_WHAT YOU SHOULD DO_. Take each line of the records below that contains the string "trycker" and copy it.
DATA FOR REVIEW Start Marker
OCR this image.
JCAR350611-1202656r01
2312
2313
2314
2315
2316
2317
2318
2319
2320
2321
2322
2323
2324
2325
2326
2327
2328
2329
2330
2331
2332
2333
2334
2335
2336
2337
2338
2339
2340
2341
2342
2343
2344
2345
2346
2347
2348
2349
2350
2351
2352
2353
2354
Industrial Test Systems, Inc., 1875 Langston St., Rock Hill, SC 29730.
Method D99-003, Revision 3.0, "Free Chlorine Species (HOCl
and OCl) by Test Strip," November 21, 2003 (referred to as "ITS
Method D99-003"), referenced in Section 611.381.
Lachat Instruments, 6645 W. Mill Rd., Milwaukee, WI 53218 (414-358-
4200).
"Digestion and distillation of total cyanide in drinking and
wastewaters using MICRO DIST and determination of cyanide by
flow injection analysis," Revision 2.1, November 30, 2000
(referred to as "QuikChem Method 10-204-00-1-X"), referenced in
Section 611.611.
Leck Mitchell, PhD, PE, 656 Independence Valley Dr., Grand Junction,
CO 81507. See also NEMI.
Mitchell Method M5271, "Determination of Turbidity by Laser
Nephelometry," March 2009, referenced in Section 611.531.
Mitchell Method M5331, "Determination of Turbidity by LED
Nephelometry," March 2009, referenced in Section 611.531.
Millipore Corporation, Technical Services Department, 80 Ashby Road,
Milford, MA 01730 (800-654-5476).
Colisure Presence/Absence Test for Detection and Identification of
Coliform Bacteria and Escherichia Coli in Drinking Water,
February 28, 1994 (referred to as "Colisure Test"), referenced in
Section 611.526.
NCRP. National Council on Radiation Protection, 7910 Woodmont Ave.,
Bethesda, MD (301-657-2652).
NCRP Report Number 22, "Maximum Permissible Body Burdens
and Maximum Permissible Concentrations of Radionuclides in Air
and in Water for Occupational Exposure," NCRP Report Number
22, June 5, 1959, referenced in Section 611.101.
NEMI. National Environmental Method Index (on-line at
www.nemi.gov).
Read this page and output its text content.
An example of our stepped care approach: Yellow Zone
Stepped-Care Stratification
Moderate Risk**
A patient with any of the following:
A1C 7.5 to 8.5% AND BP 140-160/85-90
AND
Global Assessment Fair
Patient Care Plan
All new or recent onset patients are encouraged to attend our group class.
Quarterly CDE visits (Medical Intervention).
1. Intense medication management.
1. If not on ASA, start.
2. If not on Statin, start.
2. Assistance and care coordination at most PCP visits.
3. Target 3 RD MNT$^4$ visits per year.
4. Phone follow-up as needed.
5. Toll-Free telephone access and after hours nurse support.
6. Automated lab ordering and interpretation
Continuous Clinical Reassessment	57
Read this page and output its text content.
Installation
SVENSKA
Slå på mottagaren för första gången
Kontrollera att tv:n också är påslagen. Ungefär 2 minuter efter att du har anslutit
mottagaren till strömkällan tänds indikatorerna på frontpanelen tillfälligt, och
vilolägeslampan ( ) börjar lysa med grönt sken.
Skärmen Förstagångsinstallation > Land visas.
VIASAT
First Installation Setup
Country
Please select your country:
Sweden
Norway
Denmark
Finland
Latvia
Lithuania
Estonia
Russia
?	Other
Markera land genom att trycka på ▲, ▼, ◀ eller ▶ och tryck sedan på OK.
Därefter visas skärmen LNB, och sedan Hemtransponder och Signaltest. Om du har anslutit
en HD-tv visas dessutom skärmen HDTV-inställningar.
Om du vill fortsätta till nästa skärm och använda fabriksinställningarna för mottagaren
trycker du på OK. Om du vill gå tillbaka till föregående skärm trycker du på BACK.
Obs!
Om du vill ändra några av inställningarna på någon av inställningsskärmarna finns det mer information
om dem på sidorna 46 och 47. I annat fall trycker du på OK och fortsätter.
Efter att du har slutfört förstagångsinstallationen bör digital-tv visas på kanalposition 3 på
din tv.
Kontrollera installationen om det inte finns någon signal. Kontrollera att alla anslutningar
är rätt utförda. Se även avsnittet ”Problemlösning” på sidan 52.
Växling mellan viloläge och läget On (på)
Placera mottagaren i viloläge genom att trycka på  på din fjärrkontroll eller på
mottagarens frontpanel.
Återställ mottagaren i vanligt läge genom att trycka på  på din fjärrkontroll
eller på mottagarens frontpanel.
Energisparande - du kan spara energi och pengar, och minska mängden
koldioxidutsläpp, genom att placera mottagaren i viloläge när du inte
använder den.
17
DATA FOR REVIEW End Marker
_OUTPUT BELOW_.
trycker du på OK. Om du vill gå tillbaka till föregående skärm trycker du på BACK.
om dem på sidorna 46 och 47. I annat fall trycker du på OK och fortsätter.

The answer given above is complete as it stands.